EXERCISE REQUIREMENTS =
Send back all the data below, exactly as given.

DATA FOR THIS EXERCISE =
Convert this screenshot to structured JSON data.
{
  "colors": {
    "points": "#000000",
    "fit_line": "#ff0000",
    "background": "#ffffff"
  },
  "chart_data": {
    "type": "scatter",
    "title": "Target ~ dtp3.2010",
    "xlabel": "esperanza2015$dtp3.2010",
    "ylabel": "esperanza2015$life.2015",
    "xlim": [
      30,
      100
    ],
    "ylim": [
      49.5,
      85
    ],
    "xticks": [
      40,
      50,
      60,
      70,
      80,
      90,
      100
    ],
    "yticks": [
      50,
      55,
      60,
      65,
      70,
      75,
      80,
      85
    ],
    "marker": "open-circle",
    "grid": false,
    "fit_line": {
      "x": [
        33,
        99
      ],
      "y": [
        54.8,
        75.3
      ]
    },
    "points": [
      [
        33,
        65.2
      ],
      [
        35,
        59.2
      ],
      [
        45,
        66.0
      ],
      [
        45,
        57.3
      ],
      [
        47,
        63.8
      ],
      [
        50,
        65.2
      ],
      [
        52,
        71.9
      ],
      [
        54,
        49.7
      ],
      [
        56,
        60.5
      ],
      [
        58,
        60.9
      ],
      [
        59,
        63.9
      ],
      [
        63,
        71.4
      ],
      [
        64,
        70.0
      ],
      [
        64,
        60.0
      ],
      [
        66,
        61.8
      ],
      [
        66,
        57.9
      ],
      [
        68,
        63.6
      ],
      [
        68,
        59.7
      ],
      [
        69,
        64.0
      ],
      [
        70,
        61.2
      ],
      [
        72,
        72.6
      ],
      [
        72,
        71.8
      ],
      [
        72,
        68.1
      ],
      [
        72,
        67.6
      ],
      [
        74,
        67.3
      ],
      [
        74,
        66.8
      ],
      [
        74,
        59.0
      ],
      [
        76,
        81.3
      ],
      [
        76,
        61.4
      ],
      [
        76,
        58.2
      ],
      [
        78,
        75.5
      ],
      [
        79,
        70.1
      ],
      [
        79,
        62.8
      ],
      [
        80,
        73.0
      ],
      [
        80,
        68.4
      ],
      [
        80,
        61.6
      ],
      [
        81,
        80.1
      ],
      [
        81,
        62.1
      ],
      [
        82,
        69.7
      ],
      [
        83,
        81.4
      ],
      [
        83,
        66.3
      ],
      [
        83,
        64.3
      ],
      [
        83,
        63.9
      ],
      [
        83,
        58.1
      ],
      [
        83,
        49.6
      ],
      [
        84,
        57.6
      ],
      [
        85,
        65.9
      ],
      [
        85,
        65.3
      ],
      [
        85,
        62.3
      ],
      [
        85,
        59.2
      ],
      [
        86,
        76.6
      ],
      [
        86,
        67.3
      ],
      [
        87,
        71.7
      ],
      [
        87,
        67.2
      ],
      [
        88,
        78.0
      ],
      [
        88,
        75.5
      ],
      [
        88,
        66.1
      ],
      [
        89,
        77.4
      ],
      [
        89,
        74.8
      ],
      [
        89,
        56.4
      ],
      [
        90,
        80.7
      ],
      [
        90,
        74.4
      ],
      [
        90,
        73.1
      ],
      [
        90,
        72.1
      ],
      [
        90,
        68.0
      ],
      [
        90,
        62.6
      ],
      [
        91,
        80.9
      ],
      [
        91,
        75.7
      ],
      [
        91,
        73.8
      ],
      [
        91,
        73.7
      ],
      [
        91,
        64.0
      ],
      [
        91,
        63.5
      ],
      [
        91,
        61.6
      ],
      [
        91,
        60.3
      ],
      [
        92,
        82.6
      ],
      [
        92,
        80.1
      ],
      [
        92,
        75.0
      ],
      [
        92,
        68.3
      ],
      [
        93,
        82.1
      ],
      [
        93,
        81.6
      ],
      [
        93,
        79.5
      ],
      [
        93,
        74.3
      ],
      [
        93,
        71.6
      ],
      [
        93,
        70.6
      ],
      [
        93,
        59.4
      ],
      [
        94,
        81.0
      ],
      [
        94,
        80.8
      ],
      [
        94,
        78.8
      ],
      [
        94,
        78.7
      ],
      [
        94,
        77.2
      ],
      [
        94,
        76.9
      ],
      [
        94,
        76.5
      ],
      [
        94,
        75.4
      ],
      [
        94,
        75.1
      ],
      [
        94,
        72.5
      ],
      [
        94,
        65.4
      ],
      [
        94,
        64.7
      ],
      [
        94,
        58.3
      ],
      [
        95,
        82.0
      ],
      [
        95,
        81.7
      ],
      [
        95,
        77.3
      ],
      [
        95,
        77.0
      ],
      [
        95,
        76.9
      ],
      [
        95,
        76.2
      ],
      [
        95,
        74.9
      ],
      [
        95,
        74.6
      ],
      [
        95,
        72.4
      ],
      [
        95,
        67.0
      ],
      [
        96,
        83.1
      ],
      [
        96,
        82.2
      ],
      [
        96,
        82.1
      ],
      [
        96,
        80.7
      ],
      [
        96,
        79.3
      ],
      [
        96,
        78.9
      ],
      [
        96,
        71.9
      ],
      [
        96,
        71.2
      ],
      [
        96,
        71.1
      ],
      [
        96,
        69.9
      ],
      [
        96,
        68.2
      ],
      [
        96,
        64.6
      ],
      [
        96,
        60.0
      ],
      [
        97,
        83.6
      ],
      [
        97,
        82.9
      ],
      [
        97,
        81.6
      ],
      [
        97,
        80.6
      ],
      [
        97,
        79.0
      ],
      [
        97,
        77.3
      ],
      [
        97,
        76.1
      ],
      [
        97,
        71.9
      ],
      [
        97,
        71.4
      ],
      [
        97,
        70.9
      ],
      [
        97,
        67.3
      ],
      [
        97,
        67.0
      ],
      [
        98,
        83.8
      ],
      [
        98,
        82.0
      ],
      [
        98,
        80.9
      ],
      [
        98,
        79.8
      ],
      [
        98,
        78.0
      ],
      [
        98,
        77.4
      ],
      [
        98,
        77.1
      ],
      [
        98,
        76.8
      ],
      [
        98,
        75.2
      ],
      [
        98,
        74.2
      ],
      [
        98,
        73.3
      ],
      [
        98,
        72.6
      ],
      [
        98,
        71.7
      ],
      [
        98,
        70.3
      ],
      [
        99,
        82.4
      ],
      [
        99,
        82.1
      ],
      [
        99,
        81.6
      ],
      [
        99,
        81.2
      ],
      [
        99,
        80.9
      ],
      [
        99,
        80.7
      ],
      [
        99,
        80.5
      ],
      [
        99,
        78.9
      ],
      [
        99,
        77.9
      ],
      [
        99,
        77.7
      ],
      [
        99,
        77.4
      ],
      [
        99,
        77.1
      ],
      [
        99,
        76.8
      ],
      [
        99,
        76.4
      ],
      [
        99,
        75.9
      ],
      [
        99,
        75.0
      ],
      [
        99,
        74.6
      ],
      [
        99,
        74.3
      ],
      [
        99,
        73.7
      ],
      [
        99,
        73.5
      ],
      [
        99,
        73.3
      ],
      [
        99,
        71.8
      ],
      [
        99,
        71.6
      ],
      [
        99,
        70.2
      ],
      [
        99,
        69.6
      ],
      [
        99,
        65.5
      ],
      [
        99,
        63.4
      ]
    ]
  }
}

SOLUTION TO THIS EXERCISE =
Convert this screenshot to structured JSON data.
{
  "colors": {
    "points": "#000000",
    "fit_line": "#ff0000",
    "background": "#ffffff"
  },
  "chart_data": {
    "type": "scatter",
    "title": "Target ~ dtp3.2010",
    "xlabel": "esperanza2015$dtp3.2010",
    "ylabel": "esperanza2015$life.2015",
    "xlim": [
      30,
      100
    ],
    "ylim": [
      49.5,
      85
    ],
    "xticks": [
      40,
      50,
      60,
      70,
      80,
      90,
      100
    ],
    "yticks": [
      50,
      55,
      60,
      65,
      70,
      75,
      80,
      85
    ],
    "marker": "open-circle",
    "grid": false,
    "fit_line": {
      "x": [
        33,
        99
      ],
      "y": [
        54.8,
        75.3
      ]
    },
    "points": [
      [
        33,
        65.2
      ],
      [
        35,
        59.2
      ],
      [
        45,
        66.0
      ],
      [
        45,
        57.3
      ],
      [
        47,
        63.8
      ],
      [
        50,
        65.2
      ],
      [
        52,
        71.9
      ],
      [
        54,
        49.7
      ],
      [
        56,
        60.5
      ],
      [
        58,
        60.9
      ],
      [
        59,
        63.9
      ],
      [
        63,
        71.4
      ],
      [
        64,
        70.0
      ],
      [
        64,
        60.0
      ],
      [
        66,
        61.8
      ],
      [
        66,
        57.9
      ],
      [
        68,
        63.6
      ],
      [
        68,
        59.7
      ],
      [
        69,
        64.0
      ],
      [
        70,
        61.2
      ],
      [
        72,
        72.6
      ],
      [
        72,
        71.8
      ],
      [
        72,
        68.1
      ],
      [
        72,
        67.6
      ],
      [
        74,
        67.3
      ],
      [
        74,
        66.8
      ],
      [
        74,
        59.0
      ],
      [
        76,
        81.3
      ],
      [
        76,
        61.4
      ],
      [
        76,
        58.2
      ],
      [
        78,
        75.5
      ],
      [
        79,
        70.1
      ],
      [
        79,
        62.8
      ],
      [
        80,
        73.0
      ],
      [
        80,
        68.4
      ],
      [
        80,
        61.6
      ],
      [
        81,
        80.1
      ],
      [
        81,
        62.1
      ],
      [
        82,
        69.7
      ],
      [
        83,
        81.4
      ],
      [
        83,
        66.3
      ],
      [
        83,
        64.3
      ],
      [
        83,
        63.9
      ],
      [
        83,
        58.1
      ],
      [
        83,
        49.6
      ],
      [
        84,
        57.6
      ],
      [
        85,
        65.9
      ],
      [
        85,
        65.3
      ],
      [
        85,
        62.3
      ],
      [
        85,
        59.2
      ],
      [
        86,
        76.6
      ],
      [
        86,
        67.3
      ],
      [
        87,
        71.7
      ],
      [
        87,
        67.2
      ],
      [
        88,
        78.0
      ],
      [
        88,
        75.5
      ],
      [
        88,
        66.1
      ],
      [
        89,
        77.4
      ],
      [
        89,
        74.8
      ],
      [
        89,
        56.4
      ],
      [
        90,
        80.7
      ],
      [
        90,
        74.4
      ],
      [
        90,
        73.1
      ],
      [
        90,
        72.1
      ],
      [
        90,
        68.0
      ],
      [
        90,
        62.6
      ],
      [
        91,
        80.9
      ],
      [
        91,
        75.7
      ],
      [
        91,
        73.8
      ],
      [
        91,
        73.7
      ],
      [
        91,
        64.0
      ],
      [
        91,
        63.5
      ],
      [
        91,
        61.6
      ],
      [
        91,
        60.3
      ],
      [
        92,
        82.6
      ],
      [
        92,
        80.1
      ],
      [
        92,
        75.0
      ],
      [
        92,
        68.3
      ],
      [
        93,
        82.1
      ],
      [
        93,
        81.6
      ],
      [
        93,
        79.5
      ],
      [
        93,
        74.3
      ],
      [
        93,
        71.6
      ],
      [
        93,
        70.6
      ],
      [
        93,
        59.4
      ],
      [
        94,
        81.0
      ],
      [
        94,
        80.8
      ],
      [
        94,
        78.8
      ],
      [
        94,
        78.7
      ],
      [
        94,
        77.2
      ],
      [
        94,
        76.9
      ],
      [
        94,
        76.5
      ],
      [
        94,
        75.4
      ],
      [
        94,
        75.1
      ],
      [
        94,
        72.5
      ],
      [
        94,
        65.4
      ],
      [
        94,
        64.7
      ],
      [
        94,
        58.3
      ],
      [
        95,
        82.0
      ],
      [
        95,
        81.7
      ],
      [
        95,
        77.3
      ],
      [
        95,
        77.0
      ],
      [
        95,
        76.9
      ],
      [
        95,
        76.2
      ],
      [
        95,
        74.9
      ],
      [
        95,
        74.6
      ],
      [
        95,
        72.4
      ],
      [
        95,
        67.0
      ],
      [
        96,
        83.1
      ],
      [
        96,
        82.2
      ],
      [
        96,
        82.1
      ],
      [
        96,
        80.7
      ],
      [
        96,
        79.3
      ],
      [
        96,
        78.9
      ],
      [
        96,
        71.9
      ],
      [
        96,
        71.2
      ],
      [
        96,
        71.1
      ],
      [
        96,
        69.9
      ],
      [
        96,
        68.2
      ],
      [
        96,
        64.6
      ],
      [
        96,
        60.0
      ],
      [
        97,
        83.6
      ],
      [
        97,
        82.9
      ],
      [
        97,
        81.6
      ],
      [
        97,
        80.6
      ],
      [
        97,
        79.0
      ],
      [
        97,
        77.3
      ],
      [
        97,
        76.1
      ],
      [
        97,
        71.9
      ],
      [
        97,
        71.4
      ],
      [
        97,
        70.9
      ],
      [
        97,
        67.3
      ],
      [
        97,
        67.0
      ],
      [
        98,
        83.8
      ],
      [
        98,
        82.0
      ],
      [
        98,
        80.9
      ],
      [
        98,
        79.8
      ],
      [
        98,
        78.0
      ],
      [
        98,
        77.4
      ],
      [
        98,
        77.1
      ],
      [
        98,
        76.8
      ],
      [
        98,
        75.2
      ],
      [
        98,
        74.2
      ],
      [
        98,
        73.3
      ],
      [
        98,
        72.6
      ],
      [
        98,
        71.7
      ],
      [
        98,
        70.3
      ],
      [
        99,
        82.4
      ],
      [
        99,
        82.1
      ],
      [
        99,
        81.6
      ],
      [
        99,
        81.2
      ],
      [
        99,
        80.9
      ],
      [
        99,
        80.7
      ],
      [
        99,
        80.5
      ],
      [
        99,
        78.9
      ],
      [
        99,
        77.9
      ],
      [
        99,
        77.7
      ],
      [
        99,
        77.4
      ],
      [
        99,
        77.1
      ],
      [
        99,
        76.8
      ],
      [
        99,
        76.4
      ],
      [
        99,
        75.9
      ],
      [
        99,
        75.0
      ],
      [
        99,
        74.6
      ],
      [
        99,
        74.3
      ],
      [
        99,
        73.7
      ],
      [
        99,
        73.5
      ],
      [
        99,
        73.3
      ],
      [
        99,
        71.8
      ],
      [
        99,
        71.6
      ],
      [
        99,
        70.2
      ],
      [
        99,
        69.6
      ],
      [
        99,
        65.5
      ],
      [
        99,
        63.4
      ]
    ]
  }
}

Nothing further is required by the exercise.